WHAT YOU SHOULD DO
Repeat the data below exactly, dropping any pictures it holds.

[Start]

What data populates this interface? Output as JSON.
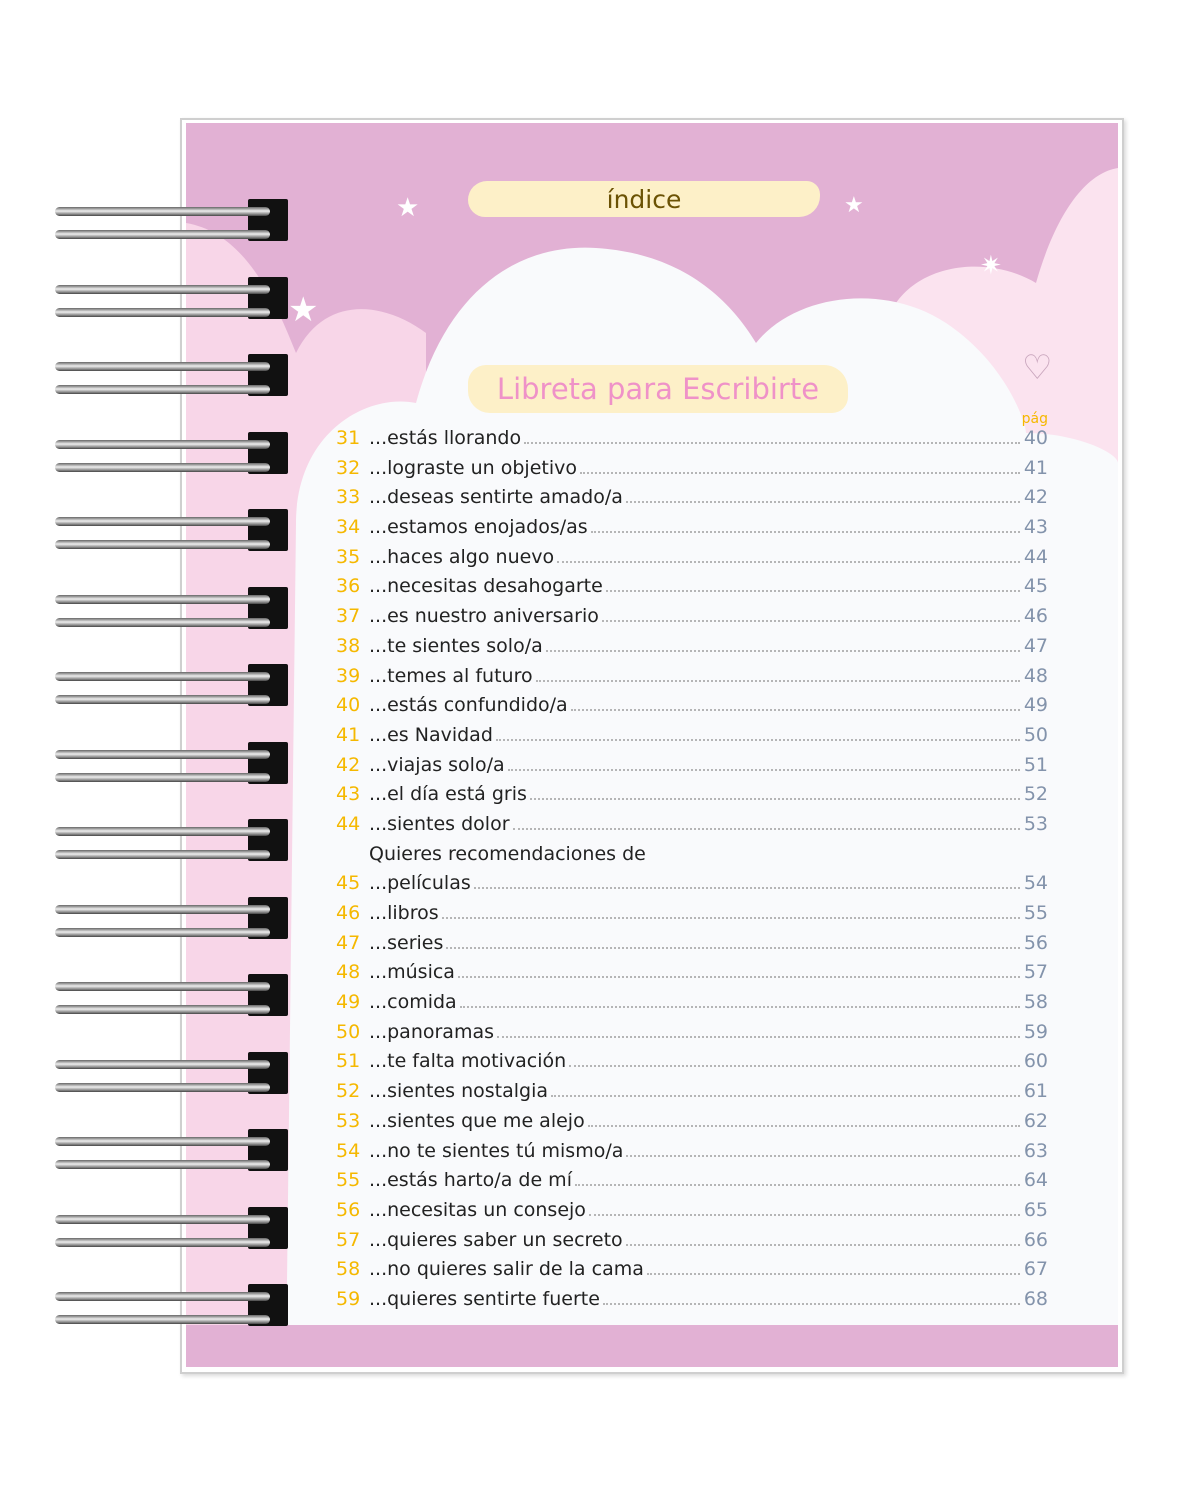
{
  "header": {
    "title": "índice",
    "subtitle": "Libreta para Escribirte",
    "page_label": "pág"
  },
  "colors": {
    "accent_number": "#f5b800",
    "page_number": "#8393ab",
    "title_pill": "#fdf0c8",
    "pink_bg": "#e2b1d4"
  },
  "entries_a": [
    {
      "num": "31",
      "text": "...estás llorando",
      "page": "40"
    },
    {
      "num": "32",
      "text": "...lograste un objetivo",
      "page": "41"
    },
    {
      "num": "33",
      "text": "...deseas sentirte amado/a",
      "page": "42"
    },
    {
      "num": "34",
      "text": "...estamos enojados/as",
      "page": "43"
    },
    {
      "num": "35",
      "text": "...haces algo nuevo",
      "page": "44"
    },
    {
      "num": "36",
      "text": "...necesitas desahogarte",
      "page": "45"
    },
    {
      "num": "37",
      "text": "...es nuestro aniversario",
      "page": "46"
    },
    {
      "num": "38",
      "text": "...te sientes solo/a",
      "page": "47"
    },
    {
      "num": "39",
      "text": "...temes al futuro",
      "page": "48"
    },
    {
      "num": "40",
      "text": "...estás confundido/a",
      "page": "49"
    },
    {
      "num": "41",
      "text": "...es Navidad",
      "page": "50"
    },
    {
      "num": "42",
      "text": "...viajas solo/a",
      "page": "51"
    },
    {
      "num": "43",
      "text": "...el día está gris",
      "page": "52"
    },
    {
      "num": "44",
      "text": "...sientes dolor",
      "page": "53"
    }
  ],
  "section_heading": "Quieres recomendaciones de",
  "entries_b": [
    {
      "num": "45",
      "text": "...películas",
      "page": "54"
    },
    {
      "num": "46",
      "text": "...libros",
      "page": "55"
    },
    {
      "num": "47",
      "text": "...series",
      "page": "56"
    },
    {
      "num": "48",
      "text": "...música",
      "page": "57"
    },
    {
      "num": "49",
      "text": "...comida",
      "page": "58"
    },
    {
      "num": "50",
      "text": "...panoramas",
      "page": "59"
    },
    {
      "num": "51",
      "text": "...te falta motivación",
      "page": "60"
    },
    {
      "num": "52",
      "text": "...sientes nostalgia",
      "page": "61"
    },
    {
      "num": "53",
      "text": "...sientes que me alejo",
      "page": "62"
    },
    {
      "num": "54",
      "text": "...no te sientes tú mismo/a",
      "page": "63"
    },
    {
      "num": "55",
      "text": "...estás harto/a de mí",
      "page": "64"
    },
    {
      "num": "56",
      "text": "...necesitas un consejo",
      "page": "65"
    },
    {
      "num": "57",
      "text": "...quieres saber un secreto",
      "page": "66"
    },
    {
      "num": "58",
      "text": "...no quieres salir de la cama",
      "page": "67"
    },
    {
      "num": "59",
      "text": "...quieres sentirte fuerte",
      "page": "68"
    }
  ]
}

[End]

EXERCISE RESULT
What data populates this interface? Output as JSON.
{
  "header": {
    "title": "índice",
    "subtitle": "Libreta para Escribirte",
    "page_label": "pág"
  },
  "colors": {
    "accent_number": "#f5b800",
    "page_number": "#8393ab",
    "title_pill": "#fdf0c8",
    "pink_bg": "#e2b1d4"
  },
  "entries_a": [
    {
      "num": "31",
      "text": "...estás llorando",
      "page": "40"
    },
    {
      "num": "32",
      "text": "...lograste un objetivo",
      "page": "41"
    },
    {
      "num": "33",
      "text": "...deseas sentirte amado/a",
      "page": "42"
    },
    {
      "num": "34",
      "text": "...estamos enojados/as",
      "page": "43"
    },
    {
      "num": "35",
      "text": "...haces algo nuevo",
      "page": "44"
    },
    {
      "num": "36",
      "text": "...necesitas desahogarte",
      "page": "45"
    },
    {
      "num": "37",
      "text": "...es nuestro aniversario",
      "page": "46"
    },
    {
      "num": "38",
      "text": "...te sientes solo/a",
      "page": "47"
    },
    {
      "num": "39",
      "text": "...temes al futuro",
      "page": "48"
    },
    {
      "num": "40",
      "text": "...estás confundido/a",
      "page": "49"
    },
    {
      "num": "41",
      "text": "...es Navidad",
      "page": "50"
    },
    {
      "num": "42",
      "text": "...viajas solo/a",
      "page": "51"
    },
    {
      "num": "43",
      "text": "...el día está gris",
      "page": "52"
    },
    {
      "num": "44",
      "text": "...sientes dolor",
      "page": "53"
    }
  ],
  "section_heading": "Quieres recomendaciones de",
  "entries_b": [
    {
      "num": "45",
      "text": "...películas",
      "page": "54"
    },
    {
      "num": "46",
      "text": "...libros",
      "page": "55"
    },
    {
      "num": "47",
      "text": "...series",
      "page": "56"
    },
    {
      "num": "48",
      "text": "...música",
      "page": "57"
    },
    {
      "num": "49",
      "text": "...comida",
      "page": "58"
    },
    {
      "num": "50",
      "text": "...panoramas",
      "page": "59"
    },
    {
      "num": "51",
      "text": "...te falta motivación",
      "page": "60"
    },
    {
      "num": "52",
      "text": "...sientes nostalgia",
      "page": "61"
    },
    {
      "num": "53",
      "text": "...sientes que me alejo",
      "page": "62"
    },
    {
      "num": "54",
      "text": "...no te sientes tú mismo/a",
      "page": "63"
    },
    {
      "num": "55",
      "text": "...estás harto/a de mí",
      "page": "64"
    },
    {
      "num": "56",
      "text": "...necesitas un consejo",
      "page": "65"
    },
    {
      "num": "57",
      "text": "...quieres saber un secreto",
      "page": "66"
    },
    {
      "num": "58",
      "text": "...no quieres salir de la cama",
      "page": "67"
    },
    {
      "num": "59",
      "text": "...quieres sentirte fuerte",
      "page": "68"
    }
  ]
}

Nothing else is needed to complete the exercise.